▶ Do this
Report every line in the listing that contains the string "image".

Saved data entries:
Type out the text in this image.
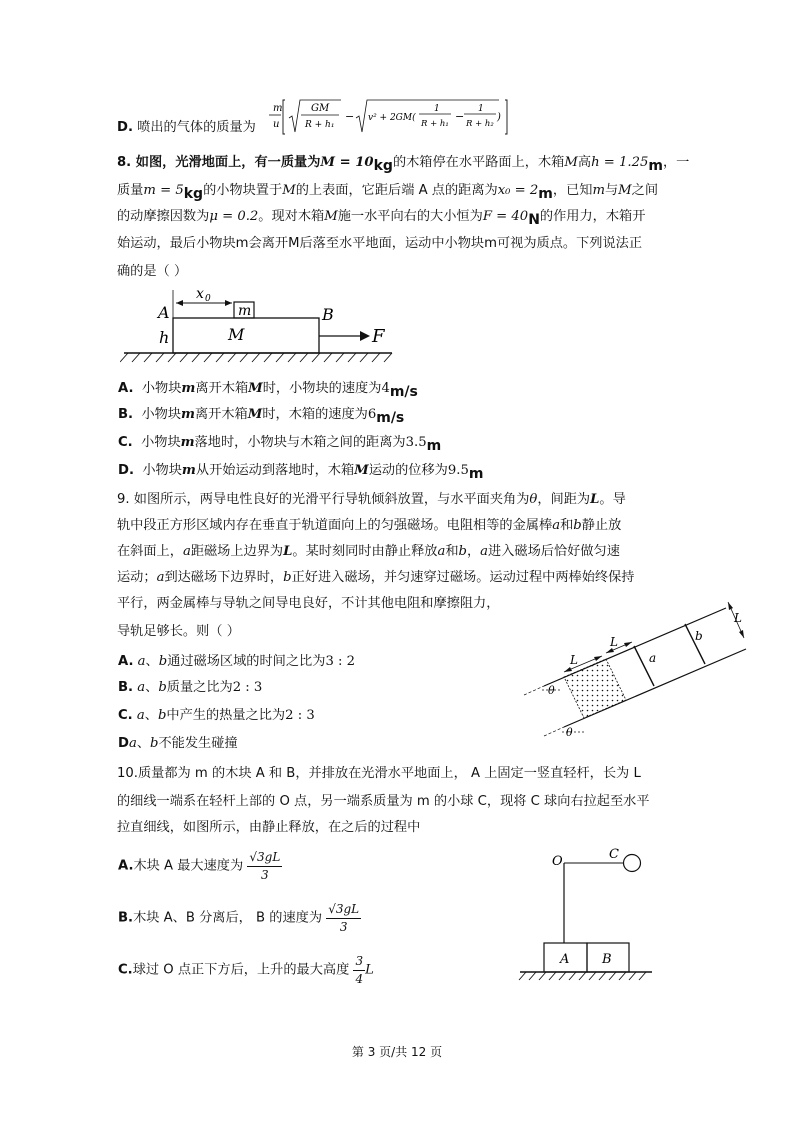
D. 喷出的气体的质量为
m
u
GM
R + h₁
− v² + 2GM(
1
R + h₁
−
1
R + h₂
)
8. 如图，光滑地面上，有一质量为M = 10kg的木箱停在水平路面上，木箱M高h = 1.25m，一
质量m = 5kg的小物块置于M的上表面，它距后端 A 点的距离为x₀ = 2m，已知m与M之间
的动摩擦因数为μ = 0.2。现对木箱M施一水平向右的大小恒为F = 40N的作用力，木箱开
始运动，最后小物块m会离开M后落至水平地面，运动中小物块m可视为质点。下列说法正
确的是（ ）
x 0
m
M
A
h
B
F
A. 小物块m离开木箱M时，小物块的速度为4m/s
B. 小物块m离开木箱M时，木箱的速度为6m/s
C. 小物块m落地时，小物块与木箱之间的距离为3.5m
D. 小物块m从开始运动到落地时，木箱M运动的位移为9.5m
9. 如图所示，两导电性良好的光滑平行导轨倾斜放置，与水平面夹角为θ，间距为L。导
轨中段正方形区域内存在垂直于轨道面向上的匀强磁场。电阻相等的金属棒a和b静止放
在斜面上，a距磁场上边界为L。某时刻同时由静止释放a和b，a进入磁场后恰好做匀速
运动；a到达磁场下边界时，b正好进入磁场，并匀速穿过磁场。运动过程中两棒始终保持
平行，两金属棒与导轨之间导电良好，不计其他电阻和摩擦阻力，
导轨足够长。则（ ）
θ
θ
a
b
L
L
L
A. a、b通过磁场区域的时间之比为3 : 2
B. a、b质量之比为2 : 3
C. a、b中产生的热量之比为2 : 3
Da、b不能发生碰撞
10.质量都为 m 的木块 A 和 B，并排放在光滑水平地面上， A 上固定一竖直轻杆，长为 L
的细线一端系在轻杆上部的 O 点，另一端系质量为 m 的小球 C，现将 C 球向右拉起至水平
拉直细线，如图所示，由静止释放，在之后的过程中
A.木块 A 最大速度为 $\frac{√3gL}{3}$
B.木块 A、B 分离后， B 的速度为 $\frac{√3gL}{3}$
C.球过 O 点正下方后，上升的最大高度 $\frac{3}{4}$ L
A	B
O	C
第 3 页/共 12 页
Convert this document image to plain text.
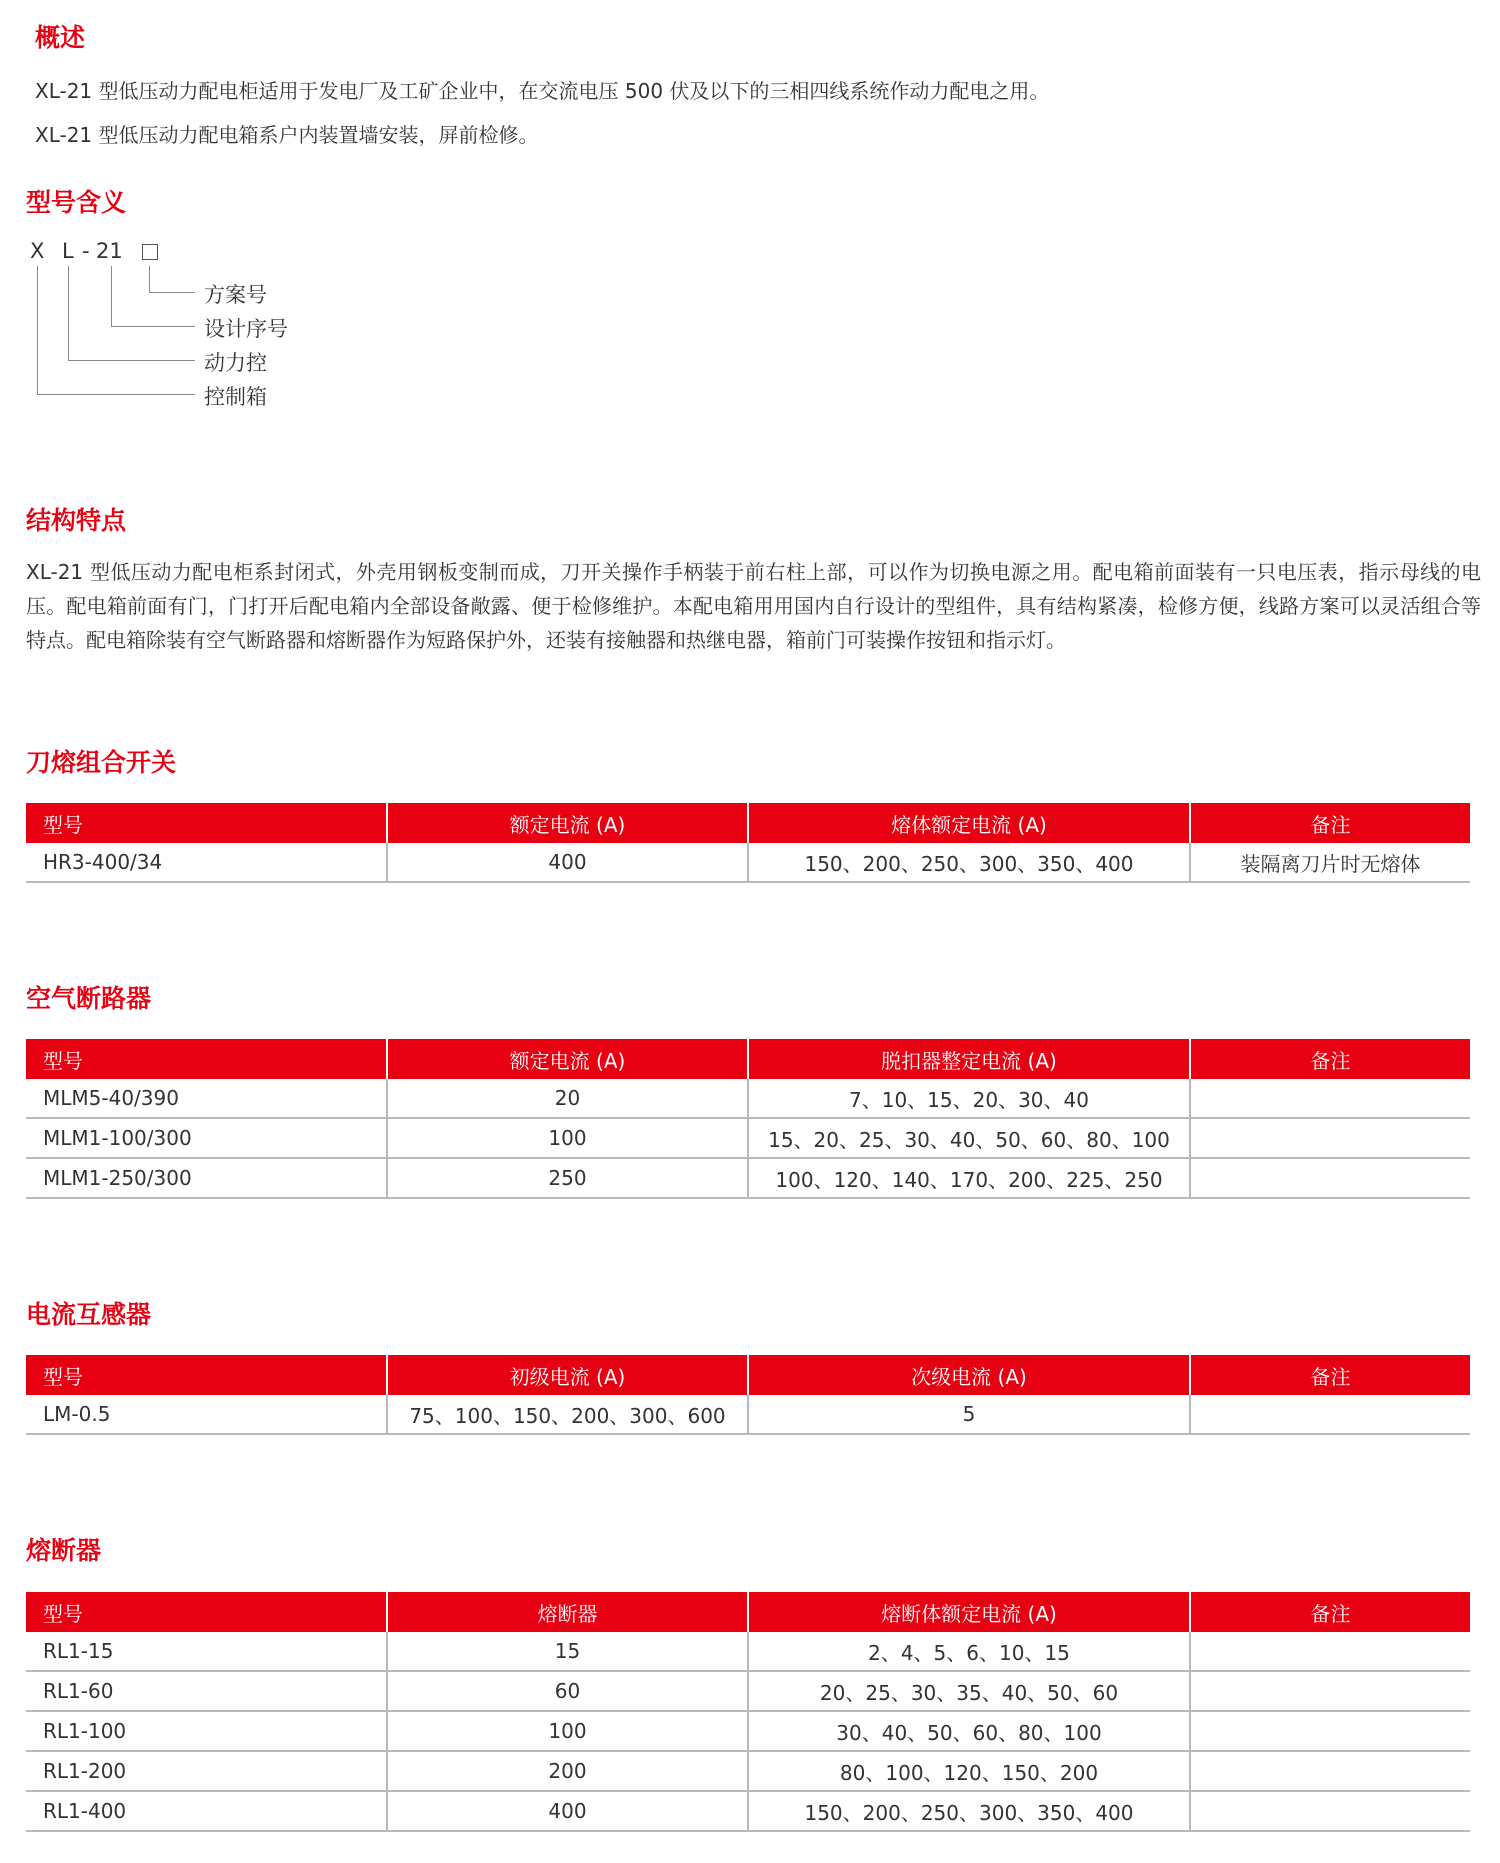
概述
XL-21 型低压动力配电柜适用于发电厂及工矿企业中，在交流电压 500 伏及以下的三相四线系统作动力配电之用。
XL-21 型低压动力配电箱系户内装置墙安装，屏前检修。
型号含义
X L - 21
方案号
设计序号
动力控
控制箱
结构特点
XL-21 型低压动力配电柜系封闭式，外壳用钢板变制而成，刀开关操作手柄装于前右柱上部，可以作为切换电源之用。配电箱前面装有一只电压表，指示母线的电压。配电箱前面有门，门打开后配电箱内全部设备敞露、便于检修维护。本配电箱用用国内自行设计的型组件，具有结构紧凑，检修方便，线路方案可以灵活组合等特点。配电箱除装有空气断路器和熔断器作为短路保护外，还装有接触器和热继电器，箱前门可装操作按钮和指示灯。
刀熔组合开关
型号	额定电流 (A)	熔体额定电流 (A)	备注
HR3-400/34	400	150、200、250、300、350、400	装隔离刀片时无熔体
空气断路器
型号	额定电流 (A)	脱扣器整定电流 (A)	备注
MLM5-40/390	20	7、10、15、20、30、40	
MLM1-100/300	100	15、20、25、30、40、50、60、80、100	
MLM1-250/300	250	100、120、140、170、200、225、250	
电流互感器
型号	初级电流 (A)	次级电流 (A)	备注
LM-0.5	75、100、150、200、300、600	5	
熔断器
型号	熔断器	熔断体额定电流 (A)	备注
RL1-15	15	2、4、5、6、10、15	
RL1-60	60	20、25、30、35、40、50、60	
RL1-100	100	30、40、50、60、80、100	
RL1-200	200	80、100、120、150、200	
RL1-400	400	150、200、250、300、350、400	
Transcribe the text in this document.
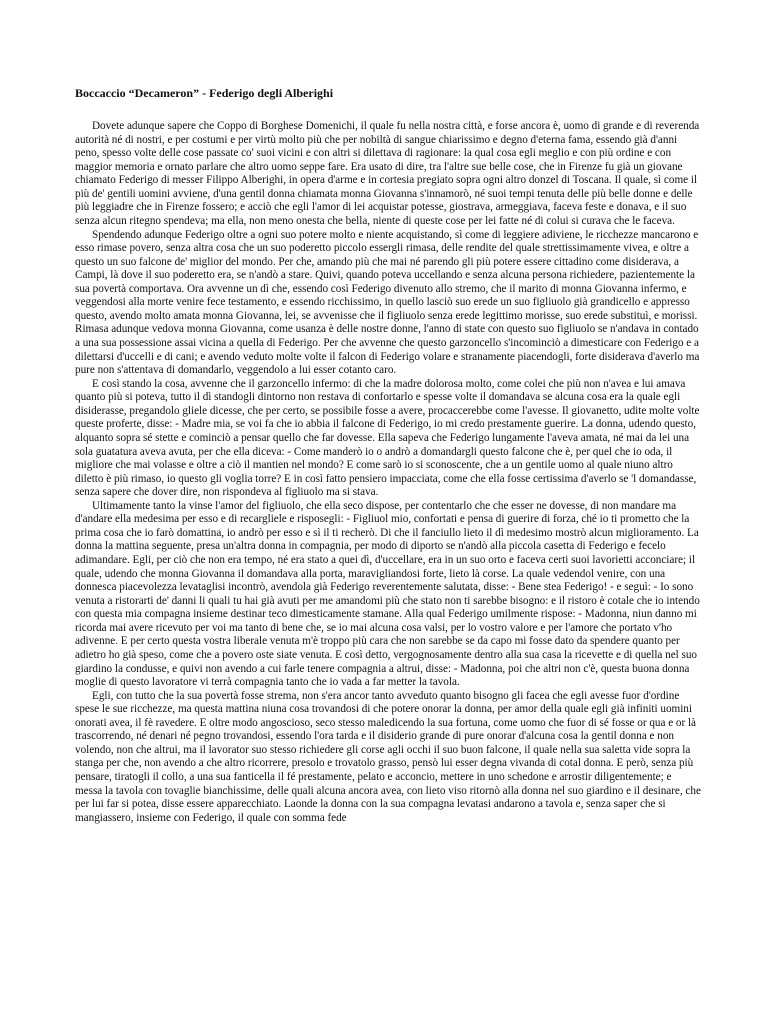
Boccaccio “Decameron” - Federigo degli Alberighi

Dovete adunque sapere che Coppo di Borghese Domenichi, il quale fu nella nostra città, e forse ancora è, uomo di grande e di reverenda autorità né di nostri, e per costumi e per virtù molto più che per nobiltà di sangue chiarissimo e degno d'eterna fama, essendo già d'anni peno, spesso volte delle cose passate co' suoi vicini e con altri si dilettava di ragionare: la qual cosa egli meglio e con più ordine e con maggior memoria e ornato parlare che altro uomo seppe fare. Era usato di dire, tra l'altre sue belle cose, che in Firenze fu già un giovane chiamato Federigo di messer Filippo Alberighi, in opera d'arme e in cortesia pregiato sopra ogni altro donzel di Toscana. Il quale, sì come il più de' gentili uomini avviene, d'una gentil donna chiamata monna Giovanna s'innamorò, né suoi tempi tenuta delle più belle donne e delle più leggiadre che in Firenze fossero; e acciò che egli l'amor di lei acquistar potesse, giostrava, armeggiava, faceva feste e donava, e il suo senza alcun ritegno spendeva; ma ella, non meno onesta che bella, niente di queste cose per lei fatte né di colui si curava che le faceva.

Spendendo adunque Federigo oltre a ogni suo potere molto e niente acquistando, sì come di leggiere adiviene, le ricchezze mancarono e esso rimase povero, senza altra cosa che un suo poderetto piccolo essergli rimasa, delle rendite del quale strettissimamente vivea, e oltre a questo un suo falcone de' miglior del mondo. Per che, amando più che mai né parendo gli più potere essere cittadino come disiderava, a Campi, là dove il suo poderetto era, se n'andò a stare. Quivi, quando poteva uccellando e senza alcuna persona richiedere, pazientemente la sua povertà comportava. Ora avvenne un dì che, essendo così Federigo divenuto allo stremo, che il marito di monna Giovanna infermo, e veggendosi alla morte venire fece testamento, e essendo ricchissimo, in quello lasciò suo erede un suo figliuolo già grandicello e appresso questo, avendo molto amata monna Giovanna, lei, se avvenisse che il figliuolo senza erede legittimo morisse, suo erede substituì, e morissi. Rimasa adunque vedova monna Giovanna, come usanza è delle nostre donne, l'anno di state con questo suo figliuolo se n'andava in contado a una sua possessione assai vicina a quella di Federigo. Per che avvenne che questo garzoncello s'incominciò a dimesticare con Federigo e a dilettarsi d'uccelli e di cani; e avendo veduto molte volte il falcon di Federigo volare e stranamente piacendogli, forte disiderava d'averlo ma pure non s'attentava di domandarlo, veggendolo a lui esser cotanto caro.

E così stando la cosa, avvenne che il garzoncello infermo: di che la madre dolorosa molto, come colei che più non n'avea e lui amava quanto più si poteva, tutto il dì standogli dintorno non restava di confortarlo e spesse volte il domandava se alcuna cosa era la quale egli disiderasse, pregandolo gliele dicesse, che per certo, se possibile fosse a avere, procaccerebbe come l'avesse. Il giovanetto, udite molte volte queste proferte, disse: - Madre mia, se voi fa che io abbia il falcone di Federigo, io mi credo prestamente guerire. La donna, udendo questo, alquanto sopra sé stette e cominciò a pensar quello che far dovesse. Ella sapeva che Federigo lungamente l'aveva amata, né mai da lei una sola guatatura aveva avuta, per che ella diceva: - Come manderò io o andrò a domandargli questo falcone che è, per quel che io oda, il migliore che mai volasse e oltre a ciò il mantien nel mondo? E come sarò io si sconoscente, che a un gentile uomo al quale niuno altro diletto è più rimaso, io questo gli voglia torre? E in così fatto pensiero impacciata, come che ella fosse certissima d'averlo se 'l domandasse, senza sapere che dover dire, non rispondeva al figliuolo ma si stava.

Ultimamente tanto la vinse l'amor del figliuolo, che ella seco dispose, per contentarlo che che esser ne dovesse, di non mandare ma d'andare ella medesima per esso e di recargliele e risposegli: - Figliuol mio, confortati e pensa di guerire di forza, ché io ti prometto che la prima cosa che io farò domattina, io andrò per esso e sì il ti recherò. Di che il fanciullo lieto il dì medesimo mostrò alcun miglioramento. La donna la mattina seguente, presa un'altra donna in compagnia, per modo di diporto se n'andò alla piccola casetta di Federigo e fecelo adimandare. Egli, per ciò che non era tempo, né era stato a quei dì, d'uccellare, era in un suo orto e faceva certi suoi lavorietti acconciare; il quale, udendo che monna Giovanna il domandava alla porta, maravigliandosi forte, lieto là corse. La quale vedendol venire, con una donnesca piacevolezza levataglisi incontrò, avendola già Federigo reverentemente salutata, disse: - Bene stea Federigo! - e seguì: - Io sono venuta a ristorarti de' danni li quali tu hai già avuti per me amandomi più che stato non ti sarebbe bisogno: e il ristoro è cotale che io intendo con questa mia compagna insieme destinar teco dimesticamente stamane. Alla qual Federigo umilmente rispose: - Madonna, niun danno mi ricorda mai avere ricevuto per voi ma tanto di bene che, se io mai alcuna cosa valsi, per lo vostro valore e per l'amore che portato v'ho adivenne. E per certo questa vostra liberale venuta m'è troppo più cara che non sarebbe se da capo mi fosse dato da spendere quanto per adietro ho già speso, come che a povero oste siate venuta. E così detto, vergognosamente dentro alla sua casa la ricevette e di quella nel suo giardino la condusse, e quivi non avendo a cui farle tenere compagnia a altrui, disse: - Madonna, poi che altri non c'è, questa buona donna moglie di questo lavoratore vi terrà compagnia tanto che io vada a far metter la tavola.

Egli, con tutto che la sua povertà fosse strema, non s'era ancor tanto avveduto quanto bisogno gli facea che egli avesse fuor d'ordine spese le sue ricchezze, ma questa mattina niuna cosa trovandosi di che potere onorar la donna, per amor della quale egli già infiniti uomini onorati avea, il fè ravedere. E oltre modo angoscioso, seco stesso maledicendo la sua fortuna, come uomo che fuor di sé fosse or qua e or là trascorrendo, né denari né pegno trovandosi, essendo l'ora tarda e il disiderio grande di pure onorar d'alcuna cosa la gentil donna e non volendo, non che altrui, ma il lavorator suo stesso richiedere gli corse agli occhi il suo buon falcone, il quale nella sua saletta vide sopra la stanga per che, non avendo a che altro ricorrere, presolo e trovatolo grasso, pensò lui esser degna vivanda di cotal donna. E però, senza più pensare, tiratogli il collo, a una sua fanticella il fé prestamente, pelato e acconcio, mettere in uno schedone e arrostir diligentemente; e messa la tavola con tovaglie bianchissime, delle quali alcuna ancora avea, con lieto viso ritornò alla donna nel suo giardino e il desinare, che per lui far si potea, disse essere apparecchiato. Laonde la donna con la sua compagna levatasi andarono a tavola e, senza saper che si mangiassero, insieme con Federigo, il quale con somma fede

▶ Answer to the task
Type out the text in this image.
Convert this document image to plain text.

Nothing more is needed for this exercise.